SHORT TASK » Restate every line of the material, word for word.

TASK DATA »
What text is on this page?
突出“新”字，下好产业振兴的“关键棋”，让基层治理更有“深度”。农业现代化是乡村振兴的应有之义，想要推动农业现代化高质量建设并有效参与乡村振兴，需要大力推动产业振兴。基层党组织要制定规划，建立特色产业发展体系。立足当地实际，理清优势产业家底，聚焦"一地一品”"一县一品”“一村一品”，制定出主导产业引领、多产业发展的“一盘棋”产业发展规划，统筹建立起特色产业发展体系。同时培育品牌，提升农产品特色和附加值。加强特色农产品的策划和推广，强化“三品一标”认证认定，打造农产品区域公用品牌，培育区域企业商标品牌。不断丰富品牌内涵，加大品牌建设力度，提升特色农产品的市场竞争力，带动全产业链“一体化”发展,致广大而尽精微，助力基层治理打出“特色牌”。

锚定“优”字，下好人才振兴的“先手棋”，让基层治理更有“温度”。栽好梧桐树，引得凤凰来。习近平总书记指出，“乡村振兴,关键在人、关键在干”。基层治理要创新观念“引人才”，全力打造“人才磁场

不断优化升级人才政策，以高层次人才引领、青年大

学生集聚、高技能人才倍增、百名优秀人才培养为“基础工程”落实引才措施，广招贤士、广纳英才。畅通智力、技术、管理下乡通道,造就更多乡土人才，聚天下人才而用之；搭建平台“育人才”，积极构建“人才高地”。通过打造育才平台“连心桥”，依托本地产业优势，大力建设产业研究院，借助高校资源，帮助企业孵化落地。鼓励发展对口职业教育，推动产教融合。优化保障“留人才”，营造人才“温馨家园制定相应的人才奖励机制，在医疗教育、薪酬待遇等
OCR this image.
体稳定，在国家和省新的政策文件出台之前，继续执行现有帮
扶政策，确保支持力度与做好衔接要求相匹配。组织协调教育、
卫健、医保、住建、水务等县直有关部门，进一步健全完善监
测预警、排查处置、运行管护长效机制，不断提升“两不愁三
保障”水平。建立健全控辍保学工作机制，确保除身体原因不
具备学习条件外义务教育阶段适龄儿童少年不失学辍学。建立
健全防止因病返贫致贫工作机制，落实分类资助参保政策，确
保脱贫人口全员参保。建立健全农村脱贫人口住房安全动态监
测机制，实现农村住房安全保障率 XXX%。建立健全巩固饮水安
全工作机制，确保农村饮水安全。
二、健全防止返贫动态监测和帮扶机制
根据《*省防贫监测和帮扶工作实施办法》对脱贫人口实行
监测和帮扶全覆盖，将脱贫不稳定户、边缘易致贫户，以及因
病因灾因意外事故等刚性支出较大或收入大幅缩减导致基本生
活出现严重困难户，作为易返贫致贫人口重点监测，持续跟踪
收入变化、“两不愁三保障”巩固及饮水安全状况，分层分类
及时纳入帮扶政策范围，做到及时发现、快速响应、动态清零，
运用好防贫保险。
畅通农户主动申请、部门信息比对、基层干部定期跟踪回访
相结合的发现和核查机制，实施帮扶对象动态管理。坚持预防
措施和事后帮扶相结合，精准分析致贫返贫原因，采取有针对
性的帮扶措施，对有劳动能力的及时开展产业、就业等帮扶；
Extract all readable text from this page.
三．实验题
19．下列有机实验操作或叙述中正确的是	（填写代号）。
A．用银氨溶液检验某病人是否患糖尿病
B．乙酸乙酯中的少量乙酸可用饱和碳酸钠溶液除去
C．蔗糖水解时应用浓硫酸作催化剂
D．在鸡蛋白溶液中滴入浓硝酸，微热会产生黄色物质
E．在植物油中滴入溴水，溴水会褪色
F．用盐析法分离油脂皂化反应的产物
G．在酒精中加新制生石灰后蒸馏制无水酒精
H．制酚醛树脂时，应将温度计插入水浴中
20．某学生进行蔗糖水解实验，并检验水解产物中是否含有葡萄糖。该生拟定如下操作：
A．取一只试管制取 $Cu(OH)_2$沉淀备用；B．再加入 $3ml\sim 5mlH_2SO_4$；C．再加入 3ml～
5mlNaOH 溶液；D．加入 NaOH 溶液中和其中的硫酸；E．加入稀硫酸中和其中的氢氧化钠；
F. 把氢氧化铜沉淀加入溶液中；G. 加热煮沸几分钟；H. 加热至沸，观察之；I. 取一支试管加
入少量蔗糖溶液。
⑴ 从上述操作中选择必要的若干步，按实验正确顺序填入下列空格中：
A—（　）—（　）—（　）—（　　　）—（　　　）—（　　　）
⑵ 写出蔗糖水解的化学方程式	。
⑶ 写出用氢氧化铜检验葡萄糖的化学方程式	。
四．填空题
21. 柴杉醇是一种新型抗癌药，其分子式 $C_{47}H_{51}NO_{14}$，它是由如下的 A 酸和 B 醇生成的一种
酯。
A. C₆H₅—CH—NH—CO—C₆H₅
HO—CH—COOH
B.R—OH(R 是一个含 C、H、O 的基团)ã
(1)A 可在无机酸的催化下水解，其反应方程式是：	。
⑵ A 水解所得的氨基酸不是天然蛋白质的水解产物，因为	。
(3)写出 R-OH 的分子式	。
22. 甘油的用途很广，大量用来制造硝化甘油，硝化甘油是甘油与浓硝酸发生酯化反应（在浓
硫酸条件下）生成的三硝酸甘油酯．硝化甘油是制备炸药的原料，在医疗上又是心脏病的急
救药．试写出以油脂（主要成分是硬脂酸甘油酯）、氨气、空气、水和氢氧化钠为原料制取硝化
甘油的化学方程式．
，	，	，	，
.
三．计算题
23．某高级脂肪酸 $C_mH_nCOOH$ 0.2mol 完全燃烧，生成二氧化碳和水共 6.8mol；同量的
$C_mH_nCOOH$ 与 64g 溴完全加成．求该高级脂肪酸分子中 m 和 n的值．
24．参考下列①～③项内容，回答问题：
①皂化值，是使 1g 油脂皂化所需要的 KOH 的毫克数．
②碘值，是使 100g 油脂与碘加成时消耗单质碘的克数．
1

THE SOLUTION »
What text is on this page?
突出“新”字，下好产业振兴的“关键棋”，让基层治理更有“深度”。农业现代化是乡村振兴的应有之义，想要推动农业现代化高质量建设并有效参与乡村振兴，需要大力推动产业振兴。基层党组织要制定规划，建立特色产业发展体系。立足当地实际，理清优势产业家底，聚焦"一地一品”"一县一品”“一村一品”，制定出主导产业引领、多产业发展的“一盘棋”产业发展规划，统筹建立起特色产业发展体系。同时培育品牌，提升农产品特色和附加值。加强特色农产品的策划和推广，强化“三品一标”认证认定，打造农产品区域公用品牌，培育区域企业商标品牌。不断丰富品牌内涵，加大品牌建设力度，提升特色农产品的市场竞争力，带动全产业链“一体化”发展,致广大而尽精微，助力基层治理打出“特色牌”。

锚定“优”字，下好人才振兴的“先手棋”，让基层治理更有“温度”。栽好梧桐树，引得凤凰来。习近平总书记指出，“乡村振兴,关键在人、关键在干”。基层治理要创新观念“引人才”，全力打造“人才磁场

不断优化升级人才政策，以高层次人才引领、青年大

学生集聚、高技能人才倍增、百名优秀人才培养为“基础工程”落实引才措施，广招贤士、广纳英才。畅通智力、技术、管理下乡通道,造就更多乡土人才，聚天下人才而用之；搭建平台“育人才”，积极构建“人才高地”。通过打造育才平台“连心桥”，依托本地产业优势，大力建设产业研究院，借助高校资源，帮助企业孵化落地。鼓励发展对口职业教育，推动产教融合。优化保障“留人才”，营造人才“温馨家园制定相应的人才奖励机制，在医疗教育、薪酬待遇等
OCR this image.
体稳定，在国家和省新的政策文件出台之前，继续执行现有帮
扶政策，确保支持力度与做好衔接要求相匹配。组织协调教育、
卫健、医保、住建、水务等县直有关部门，进一步健全完善监
测预警、排查处置、运行管护长效机制，不断提升“两不愁三
保障”水平。建立健全控辍保学工作机制，确保除身体原因不
具备学习条件外义务教育阶段适龄儿童少年不失学辍学。建立
健全防止因病返贫致贫工作机制，落实分类资助参保政策，确
保脱贫人口全员参保。建立健全农村脱贫人口住房安全动态监
测机制，实现农村住房安全保障率 XXX%。建立健全巩固饮水安
全工作机制，确保农村饮水安全。
二、健全防止返贫动态监测和帮扶机制
根据《*省防贫监测和帮扶工作实施办法》对脱贫人口实行
监测和帮扶全覆盖，将脱贫不稳定户、边缘易致贫户，以及因
病因灾因意外事故等刚性支出较大或收入大幅缩减导致基本生
活出现严重困难户，作为易返贫致贫人口重点监测，持续跟踪
收入变化、“两不愁三保障”巩固及饮水安全状况，分层分类
及时纳入帮扶政策范围，做到及时发现、快速响应、动态清零，
运用好防贫保险。
畅通农户主动申请、部门信息比对、基层干部定期跟踪回访
相结合的发现和核查机制，实施帮扶对象动态管理。坚持预防
措施和事后帮扶相结合，精准分析致贫返贫原因，采取有针对
性的帮扶措施，对有劳动能力的及时开展产业、就业等帮扶；
Extract all readable text from this page.
三．实验题
19．下列有机实验操作或叙述中正确的是	（填写代号）。
A．用银氨溶液检验某病人是否患糖尿病
B．乙酸乙酯中的少量乙酸可用饱和碳酸钠溶液除去
C．蔗糖水解时应用浓硫酸作催化剂
D．在鸡蛋白溶液中滴入浓硝酸，微热会产生黄色物质
E．在植物油中滴入溴水，溴水会褪色
F．用盐析法分离油脂皂化反应的产物
G．在酒精中加新制生石灰后蒸馏制无水酒精
H．制酚醛树脂时，应将温度计插入水浴中
20．某学生进行蔗糖水解实验，并检验水解产物中是否含有葡萄糖。该生拟定如下操作：
A．取一只试管制取 $Cu(OH)_2$沉淀备用；B．再加入 $3ml\sim 5mlH_2SO_4$；C．再加入 3ml～
5mlNaOH 溶液；D．加入 NaOH 溶液中和其中的硫酸；E．加入稀硫酸中和其中的氢氧化钠；
F. 把氢氧化铜沉淀加入溶液中；G. 加热煮沸几分钟；H. 加热至沸，观察之；I. 取一支试管加
入少量蔗糖溶液。
⑴ 从上述操作中选择必要的若干步，按实验正确顺序填入下列空格中：
A—（　）—（　）—（　）—（　　　）—（　　　）—（　　　）
⑵ 写出蔗糖水解的化学方程式	。
⑶ 写出用氢氧化铜检验葡萄糖的化学方程式	。
四．填空题
21. 柴杉醇是一种新型抗癌药，其分子式 $C_{47}H_{51}NO_{14}$，它是由如下的 A 酸和 B 醇生成的一种
酯。
A. C₆H₅—CH—NH—CO—C₆H₅
HO—CH—COOH
B.R—OH(R 是一个含 C、H、O 的基团)ã
(1)A 可在无机酸的催化下水解，其反应方程式是：	。
⑵ A 水解所得的氨基酸不是天然蛋白质的水解产物，因为	。
(3)写出 R-OH 的分子式	。
22. 甘油的用途很广，大量用来制造硝化甘油，硝化甘油是甘油与浓硝酸发生酯化反应（在浓
硫酸条件下）生成的三硝酸甘油酯．硝化甘油是制备炸药的原料，在医疗上又是心脏病的急
救药．试写出以油脂（主要成分是硬脂酸甘油酯）、氨气、空气、水和氢氧化钠为原料制取硝化
甘油的化学方程式．
，	，	，	，
.
三．计算题
23．某高级脂肪酸 $C_mH_nCOOH$ 0.2mol 完全燃烧，生成二氧化碳和水共 6.8mol；同量的
$C_mH_nCOOH$ 与 64g 溴完全加成．求该高级脂肪酸分子中 m 和 n的值．
24．参考下列①～③项内容，回答问题：
①皂化值，是使 1g 油脂皂化所需要的 KOH 的毫克数．
②碘值，是使 100g 油脂与碘加成时消耗单质碘的克数．
1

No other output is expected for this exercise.